**YOUR GOAL:** Search the entries below. Return every line that has "waarschuwing" in it.

**DATASET CONTENT:**
◇ ◇ ◇ ◇ ◇ ◇ ◇
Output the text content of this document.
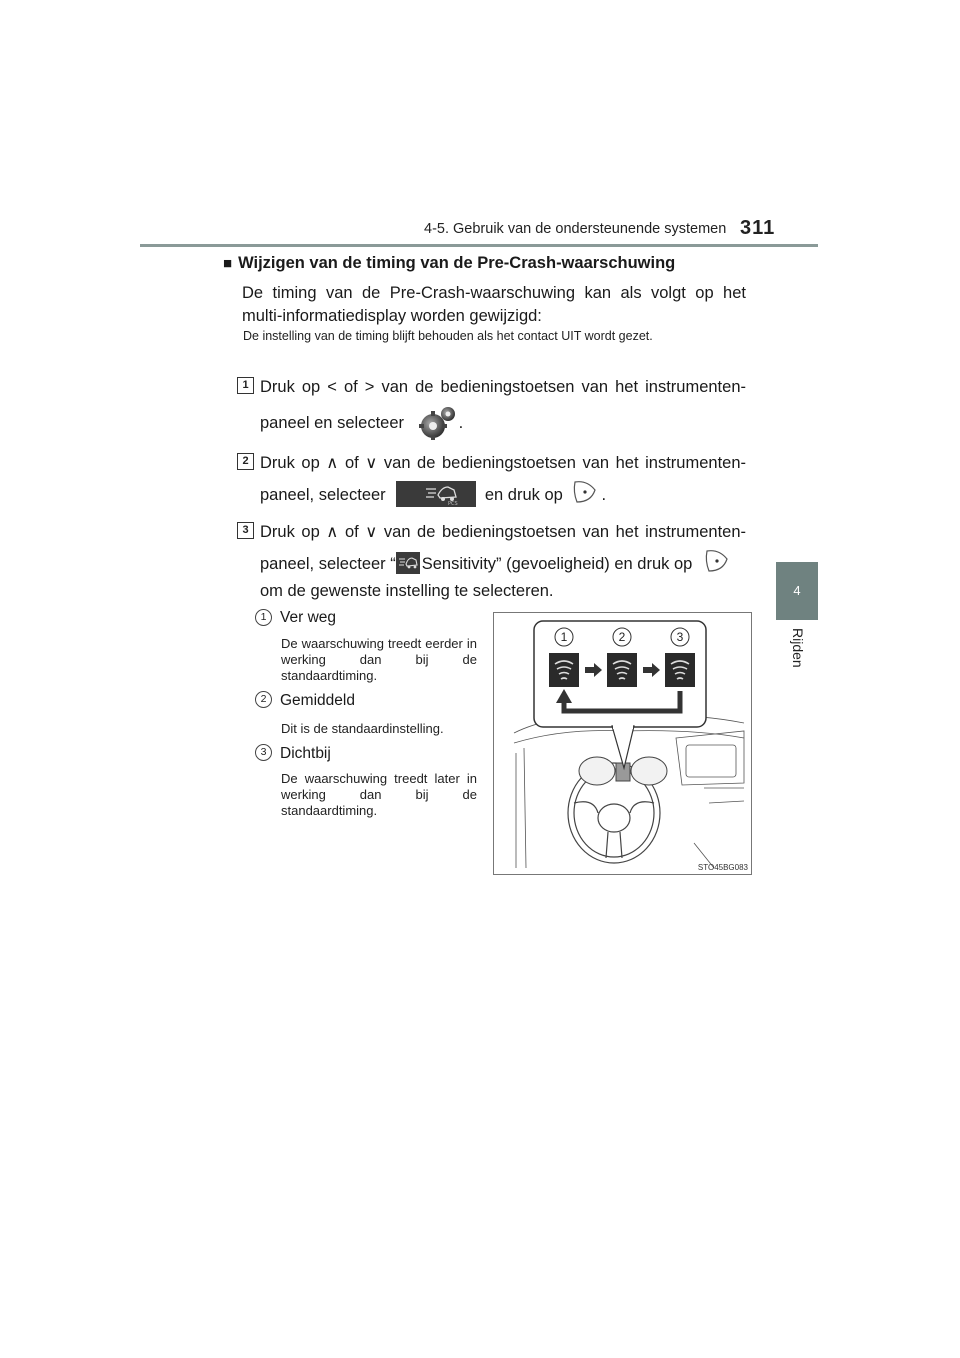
4-5. Gebruik van de ondersteunende systemen 311
4
Rijden
■ Wijzigen van de timing van de Pre-Crash-waarschuwing
De timing van de Pre-Crash-waarschuwing kan als volgt op het multi-informatiedisplay worden gewijzigd:
De instelling van de timing blijft behouden als het contact UIT wordt gezet.
1 Druk op < of > van de bedieningstoetsen van het instrumenten-
paneel en selecteer	.
2 Druk op ∧ of ∨ van de bedieningstoetsen van het instrumenten-
paneel, selecteer	PCS en druk op .
3 Druk op ∧ of ∨ van de bedieningstoetsen van het instrumenten-
paneel, selecteer “ Sensitivity” (gevoeligheid) en druk op
om de gewenste instelling te selecteren.
1 Ver weg
De waarschuwing treedt eerder in werking dan bij de standaardtiming.
2 Gemiddeld
Dit is de standaardinstelling.
3 Dichtbij
De waarschuwing treedt later in werking dan bij de standaardtiming.
1	2	3
STO45BG083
◇ ◇ ◇ ◇ ◇ ◇ ◇
**CORRECT RESULT:**
■ Wijzigen van de timing van de Pre-Crash-waarschuwing
De timing van de Pre-Crash-waarschuwing kan als volgt op het multi-informatiedisplay worden gewijzigd:
De waarschuwing treedt eerder in werking dan bij de standaardtiming.
De waarschuwing treedt later in werking dan bij de standaardtiming.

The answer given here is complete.